## START Materials provided

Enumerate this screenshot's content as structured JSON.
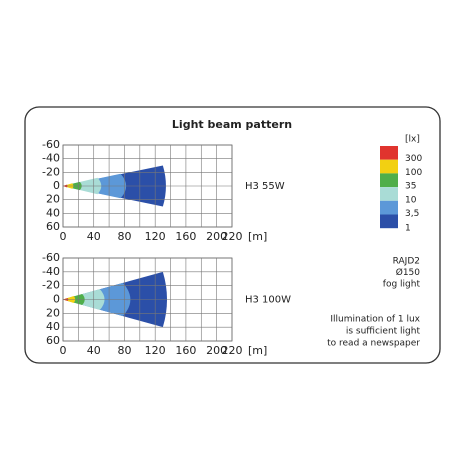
{
  "title": "Light beam pattern",
  "legend": {
    "title": "[lx]",
    "colors": [
      "#e0342e",
      "#f2d012",
      "#4fae4a",
      "#a9dcd6",
      "#5c98d8",
      "#2b4fa8"
    ],
    "ticks": [
      300,
      100,
      35,
      10,
      {
        "value": 3.5,
        "label": "3,5"
      },
      1
    ]
  },
  "device": [
    "RAJD2",
    "Ø150",
    "fog light"
  ],
  "note": [
    "Illumination of 1 lux",
    "is sufficient light",
    "to read a newspaper"
  ],
  "chart_data": [
    {
      "type": "beam",
      "label": "H3 55W",
      "x_unit": "[m]",
      "xlim": [
        0,
        220
      ],
      "xticks": [
        0,
        40,
        80,
        120,
        160,
        200,
        220
      ],
      "xgrid": [
        0,
        20,
        40,
        60,
        80,
        100,
        120,
        140,
        160,
        180,
        200,
        220
      ],
      "ylim": [
        -60,
        60
      ],
      "yticks": [
        -60,
        -40,
        -20,
        0,
        20,
        40,
        60
      ],
      "grid": true,
      "contours": [
        {
          "reach": 5,
          "half_width": 2
        },
        {
          "reach": 12,
          "half_width": 4
        },
        {
          "reach": 22,
          "half_width": 6
        },
        {
          "reach": 45,
          "half_width": 12
        },
        {
          "reach": 75,
          "half_width": 18
        },
        {
          "reach": 130,
          "half_width": 30
        }
      ]
    },
    {
      "type": "beam",
      "label": "H3 100W",
      "x_unit": "[m]",
      "xlim": [
        0,
        220
      ],
      "xticks": [
        0,
        40,
        80,
        120,
        160,
        200,
        220
      ],
      "xgrid": [
        0,
        20,
        40,
        60,
        80,
        100,
        120,
        140,
        160,
        180,
        200,
        220
      ],
      "ylim": [
        -60,
        60
      ],
      "yticks": [
        -60,
        -40,
        -20,
        0,
        20,
        40,
        60
      ],
      "grid": true,
      "contours": [
        {
          "reach": 6,
          "half_width": 2
        },
        {
          "reach": 14,
          "half_width": 5
        },
        {
          "reach": 25,
          "half_width": 8
        },
        {
          "reach": 48,
          "half_width": 15
        },
        {
          "reach": 78,
          "half_width": 24
        },
        {
          "reach": 130,
          "half_width": 40
        }
      ]
    }
  ]
}
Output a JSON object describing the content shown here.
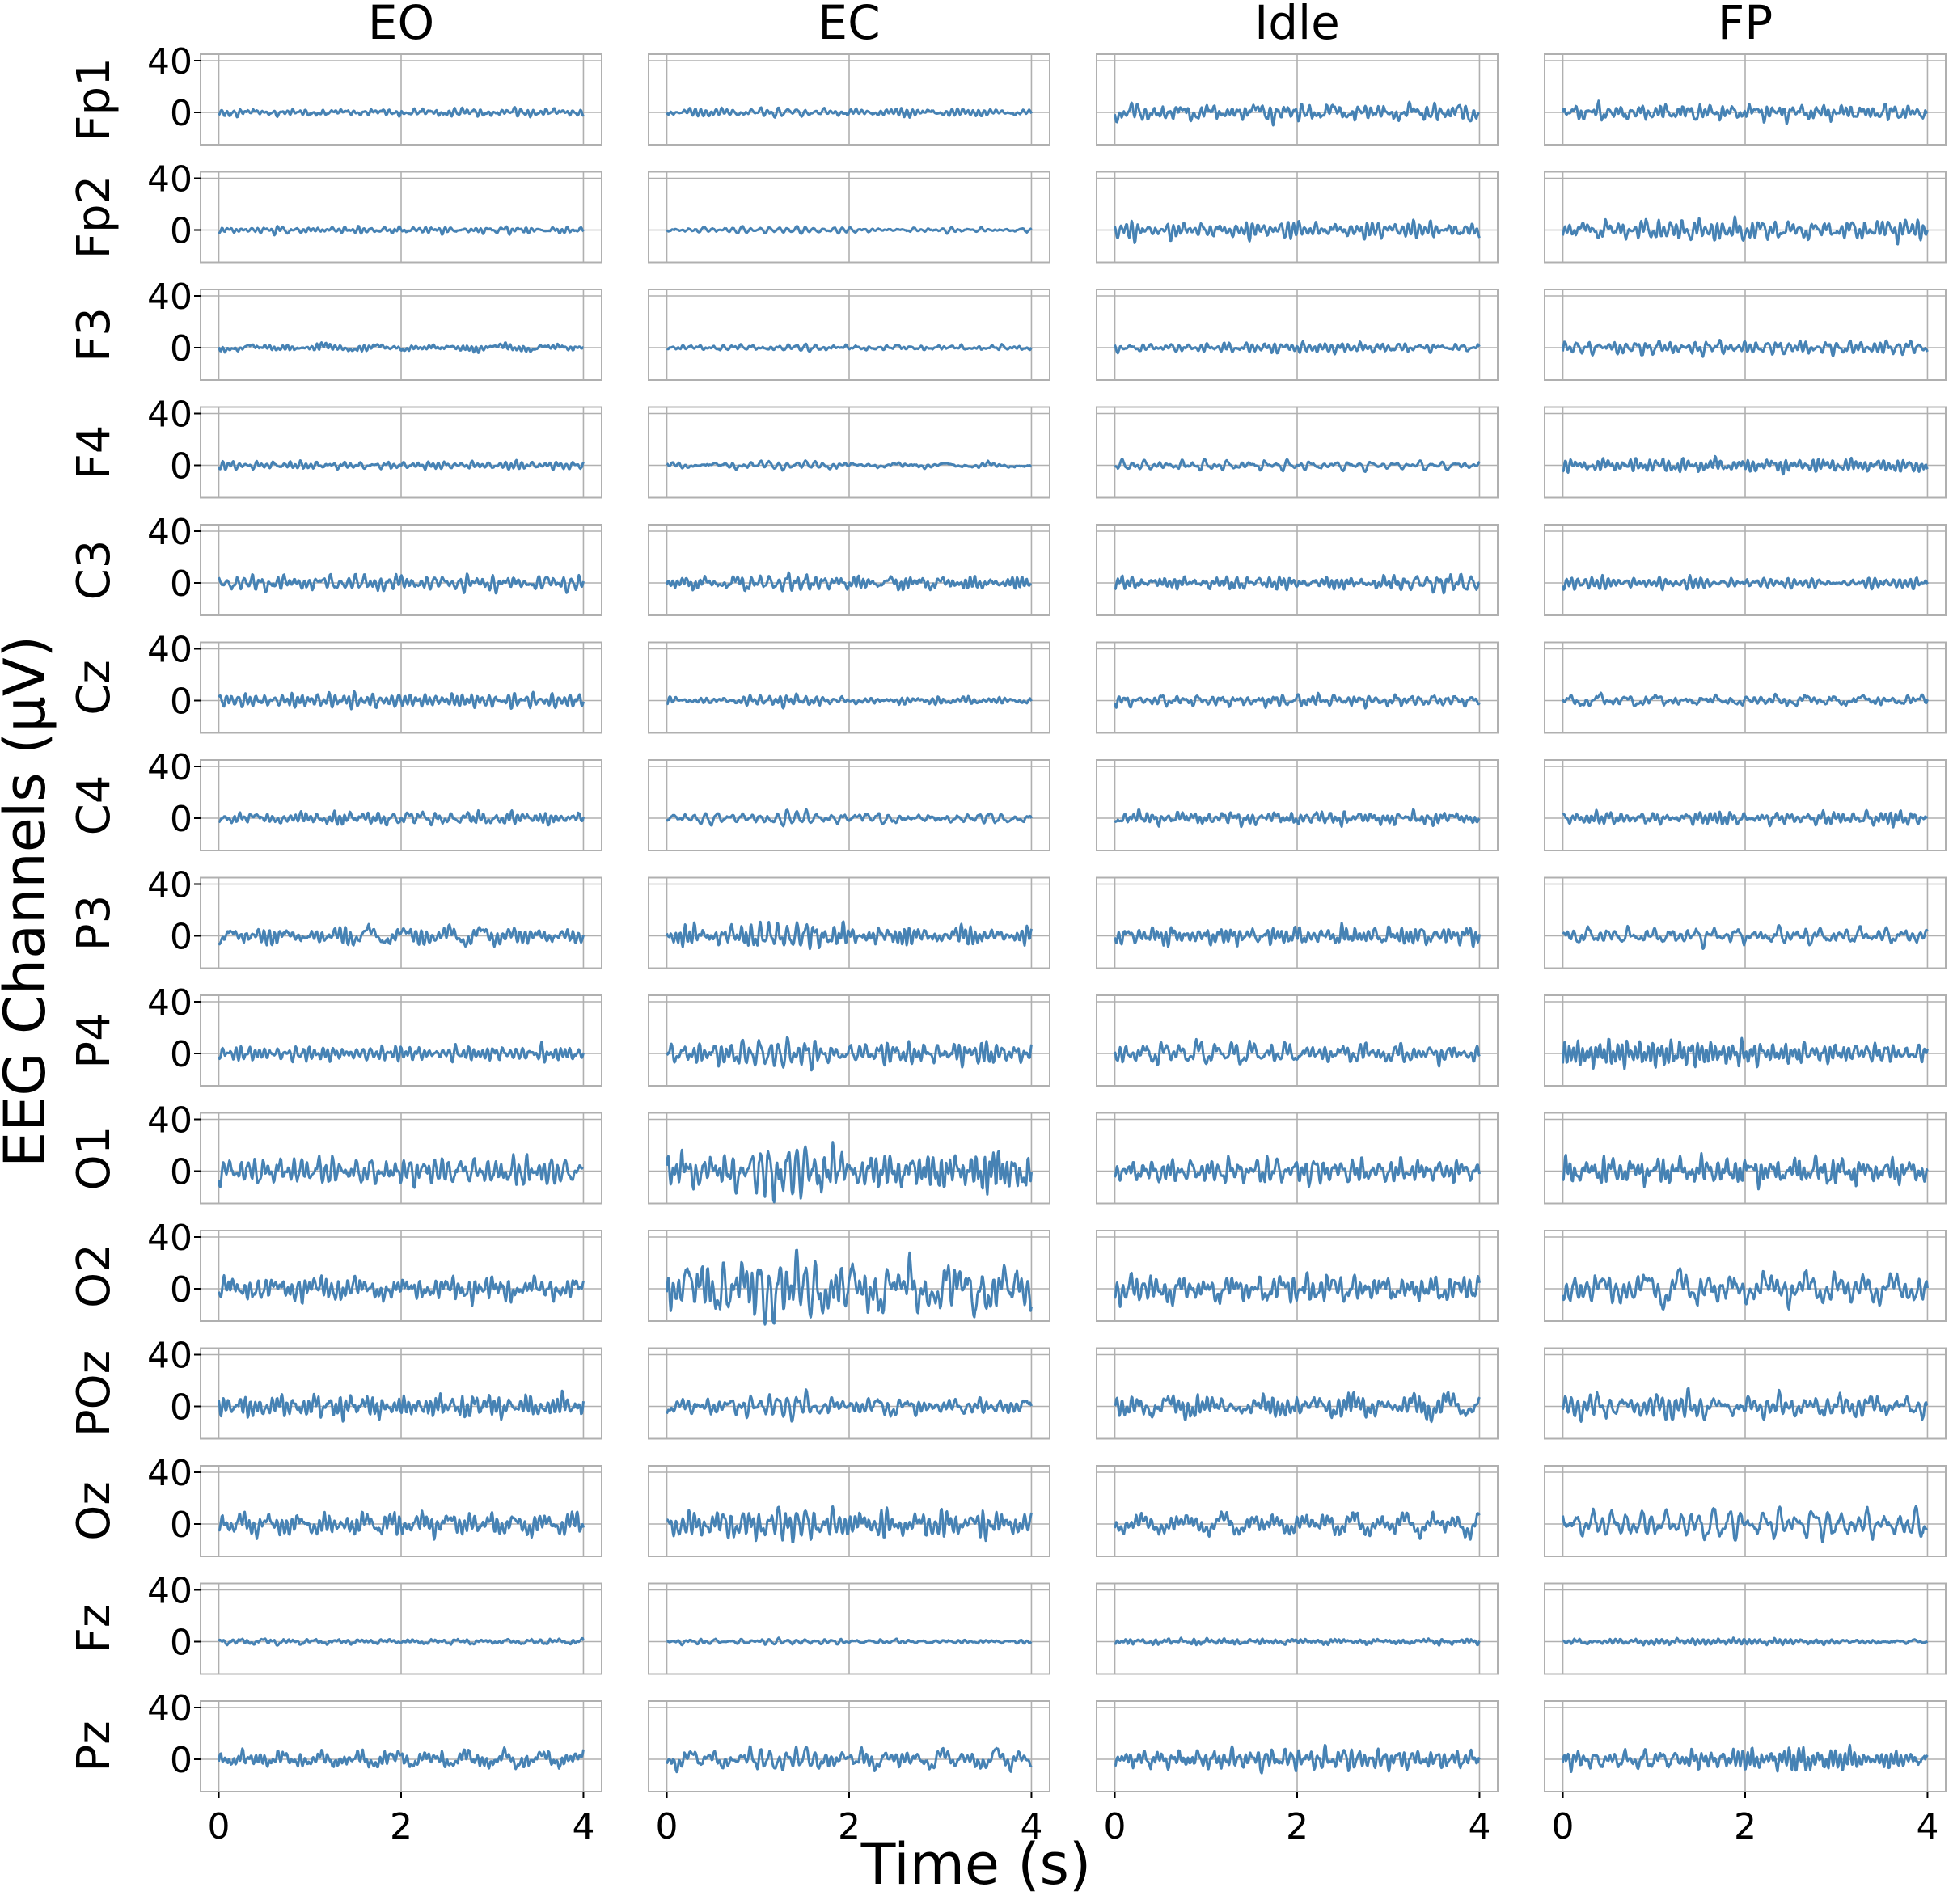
{
  "chart_data": {
    "type": "line",
    "conditions": [
      "EO",
      "EC",
      "Idle",
      "FP"
    ],
    "channels": [
      "Fp1",
      "Fp2",
      "F3",
      "F4",
      "C3",
      "Cz",
      "C4",
      "P3",
      "P4",
      "O1",
      "O2",
      "POz",
      "Oz",
      "Fz",
      "Pz"
    ],
    "xlabel": "Time (s)",
    "ylabel": "EEG Channels (μV)",
    "xlim": [
      -0.2,
      4.2
    ],
    "ylim": [
      -25,
      45
    ],
    "xticks": [
      0,
      2,
      4
    ],
    "xtick_labels": [
      "0",
      "2",
      "4"
    ],
    "yticks": [
      0,
      40
    ],
    "ytick_labels": [
      "0",
      "40"
    ],
    "grid": true,
    "line_color": "#4682b4",
    "duration_s": 4,
    "sample_count": 480,
    "amplitude_uV": {
      "EO": [
        4,
        4,
        4,
        4,
        8,
        7,
        6,
        9,
        9,
        13,
        13,
        12,
        12,
        3,
        9
      ],
      "EC": [
        4,
        3,
        3,
        4,
        8,
        6,
        7,
        11,
        13,
        24,
        30,
        13,
        14,
        3,
        10
      ],
      "Idle": [
        10,
        10,
        5,
        5,
        8,
        6,
        7,
        10,
        11,
        12,
        14,
        12,
        12,
        3,
        11
      ],
      "FP": [
        9,
        11,
        7,
        7,
        6,
        6,
        7,
        10,
        12,
        14,
        16,
        14,
        14,
        3,
        11
      ]
    }
  }
}
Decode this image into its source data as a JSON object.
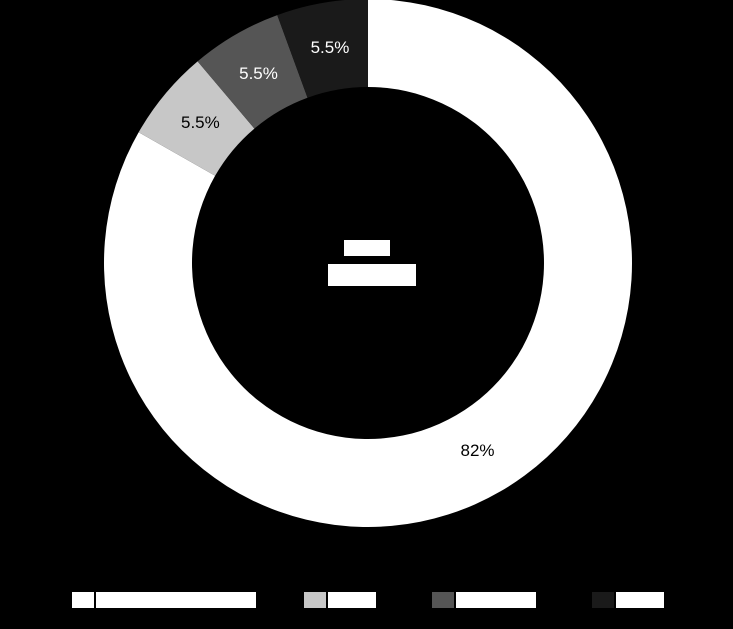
{
  "chart_data": {
    "type": "pie",
    "variant": "donut",
    "values": [
      82,
      5.5,
      5.5,
      5.5
    ],
    "slice_labels": [
      "82%",
      "5.5%",
      "5.5%",
      "5.5%"
    ],
    "colors": [
      "#ffffff",
      "#c7c7c7",
      "#555555",
      "#1a1a1a"
    ],
    "label_colors": [
      "#000000",
      "#000000",
      "#ffffff",
      "#ffffff"
    ],
    "start_angle_deg": 270,
    "legend_placement": "bottom"
  },
  "colors": {
    "background": "#000000"
  }
}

## END Materials provided

Given problem:
Copy each line of the records that contains the word "content".

Exercise output:
Enumerate this screenshot's content as structured JSON.
Output a JSON object describing the content shown here.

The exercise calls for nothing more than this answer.